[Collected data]
--- --- ---
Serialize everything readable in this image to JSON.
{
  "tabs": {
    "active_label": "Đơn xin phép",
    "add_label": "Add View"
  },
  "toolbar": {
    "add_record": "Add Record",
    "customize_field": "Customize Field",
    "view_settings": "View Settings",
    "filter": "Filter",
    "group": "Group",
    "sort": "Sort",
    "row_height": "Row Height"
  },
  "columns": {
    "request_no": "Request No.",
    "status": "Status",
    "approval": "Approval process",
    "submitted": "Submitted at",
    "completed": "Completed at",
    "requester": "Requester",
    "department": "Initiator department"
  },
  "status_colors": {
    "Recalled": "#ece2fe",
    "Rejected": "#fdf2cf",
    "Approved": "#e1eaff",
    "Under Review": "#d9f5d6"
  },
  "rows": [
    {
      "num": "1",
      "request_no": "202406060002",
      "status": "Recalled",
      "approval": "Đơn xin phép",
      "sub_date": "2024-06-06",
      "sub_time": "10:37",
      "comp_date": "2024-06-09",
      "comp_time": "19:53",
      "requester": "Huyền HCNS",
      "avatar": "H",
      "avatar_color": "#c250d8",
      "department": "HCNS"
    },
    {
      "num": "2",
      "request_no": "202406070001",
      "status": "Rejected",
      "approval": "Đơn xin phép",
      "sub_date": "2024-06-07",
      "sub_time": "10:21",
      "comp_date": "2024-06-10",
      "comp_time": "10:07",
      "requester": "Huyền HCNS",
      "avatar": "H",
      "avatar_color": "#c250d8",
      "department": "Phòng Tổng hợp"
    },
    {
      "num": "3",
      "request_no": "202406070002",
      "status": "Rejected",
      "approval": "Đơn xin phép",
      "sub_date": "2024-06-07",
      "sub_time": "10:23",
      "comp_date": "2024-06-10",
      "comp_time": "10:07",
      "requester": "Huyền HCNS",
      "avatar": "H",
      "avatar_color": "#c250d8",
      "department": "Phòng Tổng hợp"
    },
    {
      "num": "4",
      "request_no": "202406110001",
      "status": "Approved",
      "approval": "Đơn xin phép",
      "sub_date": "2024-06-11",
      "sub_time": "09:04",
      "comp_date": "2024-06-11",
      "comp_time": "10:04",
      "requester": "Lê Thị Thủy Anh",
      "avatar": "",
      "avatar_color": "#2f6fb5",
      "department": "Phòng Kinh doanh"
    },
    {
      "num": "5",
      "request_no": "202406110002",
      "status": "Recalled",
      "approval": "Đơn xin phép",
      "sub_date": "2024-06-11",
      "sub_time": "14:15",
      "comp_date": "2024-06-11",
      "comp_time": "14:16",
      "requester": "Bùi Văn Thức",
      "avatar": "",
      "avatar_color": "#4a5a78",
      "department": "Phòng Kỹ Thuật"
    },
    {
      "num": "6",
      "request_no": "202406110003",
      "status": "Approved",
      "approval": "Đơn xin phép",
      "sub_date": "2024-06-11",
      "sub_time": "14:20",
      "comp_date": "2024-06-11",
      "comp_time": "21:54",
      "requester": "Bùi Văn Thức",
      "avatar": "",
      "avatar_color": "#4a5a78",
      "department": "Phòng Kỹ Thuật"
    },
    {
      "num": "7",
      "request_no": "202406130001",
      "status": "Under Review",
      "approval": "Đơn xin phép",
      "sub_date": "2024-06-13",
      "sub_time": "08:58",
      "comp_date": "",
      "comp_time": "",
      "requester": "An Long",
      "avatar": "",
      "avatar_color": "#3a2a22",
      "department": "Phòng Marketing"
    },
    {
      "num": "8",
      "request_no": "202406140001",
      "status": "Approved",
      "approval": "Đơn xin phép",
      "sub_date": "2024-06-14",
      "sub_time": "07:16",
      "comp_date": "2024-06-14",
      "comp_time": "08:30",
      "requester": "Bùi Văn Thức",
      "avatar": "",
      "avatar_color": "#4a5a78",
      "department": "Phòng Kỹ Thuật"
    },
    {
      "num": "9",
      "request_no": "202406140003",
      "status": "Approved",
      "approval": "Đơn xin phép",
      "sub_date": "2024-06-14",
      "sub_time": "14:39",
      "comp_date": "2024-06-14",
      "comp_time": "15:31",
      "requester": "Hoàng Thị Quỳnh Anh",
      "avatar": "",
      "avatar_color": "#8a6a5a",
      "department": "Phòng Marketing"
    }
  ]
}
--- --- ---
Required work: Return the entries in full, keeping every line exactly as it is.

Complete answer:
Serialize everything readable in this image to JSON.
{
  "tabs": {
    "active_label": "Đơn xin phép",
    "add_label": "Add View"
  },
  "toolbar": {
    "add_record": "Add Record",
    "customize_field": "Customize Field",
    "view_settings": "View Settings",
    "filter": "Filter",
    "group": "Group",
    "sort": "Sort",
    "row_height": "Row Height"
  },
  "columns": {
    "request_no": "Request No.",
    "status": "Status",
    "approval": "Approval process",
    "submitted": "Submitted at",
    "completed": "Completed at",
    "requester": "Requester",
    "department": "Initiator department"
  },
  "status_colors": {
    "Recalled": "#ece2fe",
    "Rejected": "#fdf2cf",
    "Approved": "#e1eaff",
    "Under Review": "#d9f5d6"
  },
  "rows": [
    {
      "num": "1",
      "request_no": "202406060002",
      "status": "Recalled",
      "approval": "Đơn xin phép",
      "sub_date": "2024-06-06",
      "sub_time": "10:37",
      "comp_date": "2024-06-09",
      "comp_time": "19:53",
      "requester": "Huyền HCNS",
      "avatar": "H",
      "avatar_color": "#c250d8",
      "department": "HCNS"
    },
    {
      "num": "2",
      "request_no": "202406070001",
      "status": "Rejected",
      "approval": "Đơn xin phép",
      "sub_date": "2024-06-07",
      "sub_time": "10:21",
      "comp_date": "2024-06-10",
      "comp_time": "10:07",
      "requester": "Huyền HCNS",
      "avatar": "H",
      "avatar_color": "#c250d8",
      "department": "Phòng Tổng hợp"
    },
    {
      "num": "3",
      "request_no": "202406070002",
      "status": "Rejected",
      "approval": "Đơn xin phép",
      "sub_date": "2024-06-07",
      "sub_time": "10:23",
      "comp_date": "2024-06-10",
      "comp_time": "10:07",
      "requester": "Huyền HCNS",
      "avatar": "H",
      "avatar_color": "#c250d8",
      "department": "Phòng Tổng hợp"
    },
    {
      "num": "4",
      "request_no": "202406110001",
      "status": "Approved",
      "approval": "Đơn xin phép",
      "sub_date": "2024-06-11",
      "sub_time": "09:04",
      "comp_date": "2024-06-11",
      "comp_time": "10:04",
      "requester": "Lê Thị Thủy Anh",
      "avatar": "",
      "avatar_color": "#2f6fb5",
      "department": "Phòng Kinh doanh"
    },
    {
      "num": "5",
      "request_no": "202406110002",
      "status": "Recalled",
      "approval": "Đơn xin phép",
      "sub_date": "2024-06-11",
      "sub_time": "14:15",
      "comp_date": "2024-06-11",
      "comp_time": "14:16",
      "requester": "Bùi Văn Thức",
      "avatar": "",
      "avatar_color": "#4a5a78",
      "department": "Phòng Kỹ Thuật"
    },
    {
      "num": "6",
      "request_no": "202406110003",
      "status": "Approved",
      "approval": "Đơn xin phép",
      "sub_date": "2024-06-11",
      "sub_time": "14:20",
      "comp_date": "2024-06-11",
      "comp_time": "21:54",
      "requester": "Bùi Văn Thức",
      "avatar": "",
      "avatar_color": "#4a5a78",
      "department": "Phòng Kỹ Thuật"
    },
    {
      "num": "7",
      "request_no": "202406130001",
      "status": "Under Review",
      "approval": "Đơn xin phép",
      "sub_date": "2024-06-13",
      "sub_time": "08:58",
      "comp_date": "",
      "comp_time": "",
      "requester": "An Long",
      "avatar": "",
      "avatar_color": "#3a2a22",
      "department": "Phòng Marketing"
    },
    {
      "num": "8",
      "request_no": "202406140001",
      "status": "Approved",
      "approval": "Đơn xin phép",
      "sub_date": "2024-06-14",
      "sub_time": "07:16",
      "comp_date": "2024-06-14",
      "comp_time": "08:30",
      "requester": "Bùi Văn Thức",
      "avatar": "",
      "avatar_color": "#4a5a78",
      "department": "Phòng Kỹ Thuật"
    },
    {
      "num": "9",
      "request_no": "202406140003",
      "status": "Approved",
      "approval": "Đơn xin phép",
      "sub_date": "2024-06-14",
      "sub_time": "14:39",
      "comp_date": "2024-06-14",
      "comp_time": "15:31",
      "requester": "Hoàng Thị Quỳnh Anh",
      "avatar": "",
      "avatar_color": "#8a6a5a",
      "department": "Phòng Marketing"
    }
  ]
}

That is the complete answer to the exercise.